Your assignment
Among the lines below, copy each one in which "treatment" appears.

Page content records:
>>>

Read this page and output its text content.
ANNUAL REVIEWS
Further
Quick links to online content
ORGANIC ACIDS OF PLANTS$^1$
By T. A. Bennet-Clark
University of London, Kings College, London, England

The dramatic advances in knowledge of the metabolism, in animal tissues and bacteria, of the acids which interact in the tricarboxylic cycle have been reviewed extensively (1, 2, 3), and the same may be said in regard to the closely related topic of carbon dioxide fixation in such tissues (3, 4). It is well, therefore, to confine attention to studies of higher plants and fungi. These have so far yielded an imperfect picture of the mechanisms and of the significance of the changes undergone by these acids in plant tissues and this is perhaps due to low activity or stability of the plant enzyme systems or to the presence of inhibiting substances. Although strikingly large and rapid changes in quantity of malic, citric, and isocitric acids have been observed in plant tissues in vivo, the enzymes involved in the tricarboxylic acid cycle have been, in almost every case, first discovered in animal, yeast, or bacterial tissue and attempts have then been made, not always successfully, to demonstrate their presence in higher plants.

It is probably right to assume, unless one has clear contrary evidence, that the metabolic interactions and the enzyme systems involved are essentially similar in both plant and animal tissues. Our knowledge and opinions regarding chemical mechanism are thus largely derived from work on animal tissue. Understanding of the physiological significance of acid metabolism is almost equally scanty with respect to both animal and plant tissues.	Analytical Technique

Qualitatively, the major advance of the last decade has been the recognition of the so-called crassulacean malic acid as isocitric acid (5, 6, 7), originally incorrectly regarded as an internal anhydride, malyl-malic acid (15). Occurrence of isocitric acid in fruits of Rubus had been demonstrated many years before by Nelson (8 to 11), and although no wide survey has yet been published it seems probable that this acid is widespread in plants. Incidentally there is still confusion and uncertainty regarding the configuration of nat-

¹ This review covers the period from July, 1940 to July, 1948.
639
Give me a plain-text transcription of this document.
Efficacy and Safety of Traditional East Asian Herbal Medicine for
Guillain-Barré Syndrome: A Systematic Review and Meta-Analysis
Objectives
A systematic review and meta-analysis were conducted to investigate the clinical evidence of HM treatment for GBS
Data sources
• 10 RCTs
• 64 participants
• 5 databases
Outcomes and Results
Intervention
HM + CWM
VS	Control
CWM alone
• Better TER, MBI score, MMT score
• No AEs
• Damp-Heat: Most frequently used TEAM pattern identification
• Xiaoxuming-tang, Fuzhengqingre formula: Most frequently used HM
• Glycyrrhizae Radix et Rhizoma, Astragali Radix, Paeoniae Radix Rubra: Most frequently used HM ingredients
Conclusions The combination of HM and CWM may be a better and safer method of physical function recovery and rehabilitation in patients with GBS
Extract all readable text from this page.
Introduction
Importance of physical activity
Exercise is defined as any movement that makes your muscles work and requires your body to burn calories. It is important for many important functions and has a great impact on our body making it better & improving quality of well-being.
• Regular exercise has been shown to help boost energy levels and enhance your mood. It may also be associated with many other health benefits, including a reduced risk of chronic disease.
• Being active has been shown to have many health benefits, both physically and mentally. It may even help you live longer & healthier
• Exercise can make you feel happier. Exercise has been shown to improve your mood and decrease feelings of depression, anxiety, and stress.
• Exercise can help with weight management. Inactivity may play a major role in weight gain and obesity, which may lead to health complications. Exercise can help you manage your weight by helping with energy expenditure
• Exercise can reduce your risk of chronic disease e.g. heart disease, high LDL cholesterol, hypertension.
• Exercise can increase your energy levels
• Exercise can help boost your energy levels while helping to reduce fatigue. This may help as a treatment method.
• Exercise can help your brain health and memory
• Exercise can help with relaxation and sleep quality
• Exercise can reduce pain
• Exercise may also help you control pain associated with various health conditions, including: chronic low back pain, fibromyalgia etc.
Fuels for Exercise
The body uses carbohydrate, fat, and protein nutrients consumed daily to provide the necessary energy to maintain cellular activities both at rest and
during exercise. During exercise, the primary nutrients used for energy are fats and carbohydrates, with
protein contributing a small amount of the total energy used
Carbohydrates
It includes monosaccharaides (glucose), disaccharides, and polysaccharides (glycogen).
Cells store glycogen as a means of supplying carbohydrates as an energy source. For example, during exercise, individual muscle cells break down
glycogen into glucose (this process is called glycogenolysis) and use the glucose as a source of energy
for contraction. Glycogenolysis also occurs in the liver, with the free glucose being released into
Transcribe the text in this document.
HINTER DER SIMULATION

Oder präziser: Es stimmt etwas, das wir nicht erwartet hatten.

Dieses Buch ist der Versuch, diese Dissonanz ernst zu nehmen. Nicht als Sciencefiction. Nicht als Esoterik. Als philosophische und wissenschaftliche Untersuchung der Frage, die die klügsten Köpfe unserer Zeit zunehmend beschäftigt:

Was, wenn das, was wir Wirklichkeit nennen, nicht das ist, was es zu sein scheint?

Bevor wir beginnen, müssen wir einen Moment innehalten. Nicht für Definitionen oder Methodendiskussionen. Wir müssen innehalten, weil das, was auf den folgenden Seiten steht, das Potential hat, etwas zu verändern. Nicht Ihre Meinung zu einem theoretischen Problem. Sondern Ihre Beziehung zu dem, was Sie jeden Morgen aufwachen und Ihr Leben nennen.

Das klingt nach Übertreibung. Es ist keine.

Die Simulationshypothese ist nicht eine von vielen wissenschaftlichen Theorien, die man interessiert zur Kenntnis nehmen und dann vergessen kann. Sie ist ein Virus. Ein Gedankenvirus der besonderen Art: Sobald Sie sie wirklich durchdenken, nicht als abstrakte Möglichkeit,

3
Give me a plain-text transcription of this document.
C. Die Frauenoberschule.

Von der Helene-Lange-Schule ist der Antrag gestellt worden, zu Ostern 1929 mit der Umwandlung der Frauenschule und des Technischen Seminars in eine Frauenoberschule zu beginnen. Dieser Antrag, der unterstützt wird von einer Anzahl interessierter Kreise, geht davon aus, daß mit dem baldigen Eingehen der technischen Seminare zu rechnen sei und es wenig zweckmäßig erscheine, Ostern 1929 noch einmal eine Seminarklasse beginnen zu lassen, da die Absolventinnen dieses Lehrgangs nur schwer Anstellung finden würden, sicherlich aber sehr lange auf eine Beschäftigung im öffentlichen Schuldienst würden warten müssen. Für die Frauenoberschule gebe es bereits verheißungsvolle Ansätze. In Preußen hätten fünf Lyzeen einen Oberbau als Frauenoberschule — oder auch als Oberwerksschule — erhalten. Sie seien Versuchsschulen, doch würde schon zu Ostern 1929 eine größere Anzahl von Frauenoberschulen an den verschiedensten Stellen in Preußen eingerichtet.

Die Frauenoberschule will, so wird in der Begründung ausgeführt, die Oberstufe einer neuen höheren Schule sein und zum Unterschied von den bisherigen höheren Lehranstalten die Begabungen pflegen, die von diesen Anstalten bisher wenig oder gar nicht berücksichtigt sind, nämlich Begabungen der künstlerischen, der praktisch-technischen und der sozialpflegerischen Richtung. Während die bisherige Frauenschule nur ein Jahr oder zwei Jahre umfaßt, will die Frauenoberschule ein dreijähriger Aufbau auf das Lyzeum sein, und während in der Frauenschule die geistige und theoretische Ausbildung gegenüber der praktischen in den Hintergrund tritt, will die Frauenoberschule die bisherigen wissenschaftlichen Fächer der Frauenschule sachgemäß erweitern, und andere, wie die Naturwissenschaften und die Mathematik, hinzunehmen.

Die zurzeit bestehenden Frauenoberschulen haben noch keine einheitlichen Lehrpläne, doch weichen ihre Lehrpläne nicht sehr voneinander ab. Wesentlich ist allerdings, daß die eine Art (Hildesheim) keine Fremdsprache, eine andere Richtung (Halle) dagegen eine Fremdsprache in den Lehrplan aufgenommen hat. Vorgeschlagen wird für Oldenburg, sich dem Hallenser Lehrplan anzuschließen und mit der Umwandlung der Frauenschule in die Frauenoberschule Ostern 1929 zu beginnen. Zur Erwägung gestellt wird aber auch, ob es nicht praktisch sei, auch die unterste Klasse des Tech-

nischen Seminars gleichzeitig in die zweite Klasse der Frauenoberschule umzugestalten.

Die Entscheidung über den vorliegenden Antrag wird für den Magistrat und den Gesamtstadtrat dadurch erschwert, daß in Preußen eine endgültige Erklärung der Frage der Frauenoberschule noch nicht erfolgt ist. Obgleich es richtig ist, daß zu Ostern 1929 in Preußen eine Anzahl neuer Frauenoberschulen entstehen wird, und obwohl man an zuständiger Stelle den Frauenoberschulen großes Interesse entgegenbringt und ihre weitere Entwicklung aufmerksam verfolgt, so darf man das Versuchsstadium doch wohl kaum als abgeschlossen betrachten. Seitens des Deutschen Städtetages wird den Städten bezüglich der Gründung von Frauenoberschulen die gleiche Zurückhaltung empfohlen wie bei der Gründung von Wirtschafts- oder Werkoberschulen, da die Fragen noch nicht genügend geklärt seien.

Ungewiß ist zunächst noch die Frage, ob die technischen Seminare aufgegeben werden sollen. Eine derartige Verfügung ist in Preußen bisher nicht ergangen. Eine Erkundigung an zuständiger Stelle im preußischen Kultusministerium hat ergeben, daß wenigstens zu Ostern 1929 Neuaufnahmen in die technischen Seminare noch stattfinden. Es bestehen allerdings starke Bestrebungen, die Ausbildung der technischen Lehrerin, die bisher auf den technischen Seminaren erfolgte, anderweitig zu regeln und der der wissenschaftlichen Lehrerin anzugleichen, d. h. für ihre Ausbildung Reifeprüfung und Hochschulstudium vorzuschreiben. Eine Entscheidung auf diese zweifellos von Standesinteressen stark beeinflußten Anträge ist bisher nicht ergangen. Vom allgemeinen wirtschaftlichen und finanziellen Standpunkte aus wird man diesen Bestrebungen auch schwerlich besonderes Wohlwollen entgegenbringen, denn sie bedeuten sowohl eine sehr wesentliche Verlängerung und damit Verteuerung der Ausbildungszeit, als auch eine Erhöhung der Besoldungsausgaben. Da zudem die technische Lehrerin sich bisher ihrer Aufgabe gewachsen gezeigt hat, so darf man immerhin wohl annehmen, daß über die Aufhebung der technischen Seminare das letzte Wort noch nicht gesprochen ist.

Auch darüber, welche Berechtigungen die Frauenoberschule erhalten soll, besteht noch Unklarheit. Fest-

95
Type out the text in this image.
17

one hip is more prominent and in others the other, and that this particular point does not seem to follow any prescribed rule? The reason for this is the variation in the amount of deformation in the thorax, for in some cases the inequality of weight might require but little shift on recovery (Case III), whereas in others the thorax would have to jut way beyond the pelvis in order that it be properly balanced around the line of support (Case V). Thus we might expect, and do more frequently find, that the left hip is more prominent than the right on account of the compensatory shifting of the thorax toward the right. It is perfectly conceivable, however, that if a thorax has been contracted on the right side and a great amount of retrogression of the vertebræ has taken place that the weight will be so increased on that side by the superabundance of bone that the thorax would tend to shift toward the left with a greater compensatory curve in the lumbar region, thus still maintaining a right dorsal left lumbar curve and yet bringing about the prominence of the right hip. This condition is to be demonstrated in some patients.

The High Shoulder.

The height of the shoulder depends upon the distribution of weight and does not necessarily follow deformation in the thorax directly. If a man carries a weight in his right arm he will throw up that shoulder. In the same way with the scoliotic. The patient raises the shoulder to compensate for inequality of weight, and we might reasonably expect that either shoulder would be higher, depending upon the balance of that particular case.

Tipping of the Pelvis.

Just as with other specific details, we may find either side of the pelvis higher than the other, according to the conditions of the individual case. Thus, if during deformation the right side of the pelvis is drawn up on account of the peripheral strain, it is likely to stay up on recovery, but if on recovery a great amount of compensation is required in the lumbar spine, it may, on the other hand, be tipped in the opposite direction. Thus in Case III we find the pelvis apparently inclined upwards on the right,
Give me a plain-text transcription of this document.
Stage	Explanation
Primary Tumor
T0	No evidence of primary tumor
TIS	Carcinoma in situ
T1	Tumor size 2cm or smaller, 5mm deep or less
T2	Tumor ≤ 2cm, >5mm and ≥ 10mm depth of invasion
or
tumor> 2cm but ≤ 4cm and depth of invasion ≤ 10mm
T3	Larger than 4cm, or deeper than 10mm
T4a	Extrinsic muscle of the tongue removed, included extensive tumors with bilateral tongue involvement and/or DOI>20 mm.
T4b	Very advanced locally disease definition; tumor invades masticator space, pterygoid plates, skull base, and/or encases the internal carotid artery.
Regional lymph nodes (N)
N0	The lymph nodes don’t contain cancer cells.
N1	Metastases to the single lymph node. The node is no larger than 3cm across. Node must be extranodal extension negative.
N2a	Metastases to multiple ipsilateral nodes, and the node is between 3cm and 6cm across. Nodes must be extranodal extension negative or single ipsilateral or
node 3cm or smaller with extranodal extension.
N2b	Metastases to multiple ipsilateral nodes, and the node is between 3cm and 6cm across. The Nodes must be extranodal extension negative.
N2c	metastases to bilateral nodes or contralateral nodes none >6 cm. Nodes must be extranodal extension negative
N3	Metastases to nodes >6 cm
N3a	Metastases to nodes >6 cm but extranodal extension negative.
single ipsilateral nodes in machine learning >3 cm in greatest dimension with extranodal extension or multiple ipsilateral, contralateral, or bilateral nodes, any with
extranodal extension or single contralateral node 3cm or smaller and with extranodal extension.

<<<

Reply to the exercise
A systematic review and meta-analysis were conducted to investigate the clinical evidence of HM treatment for GBS
• Exercise can help boost your energy levels while helping to reduce fatigue. This may help as a treatment method.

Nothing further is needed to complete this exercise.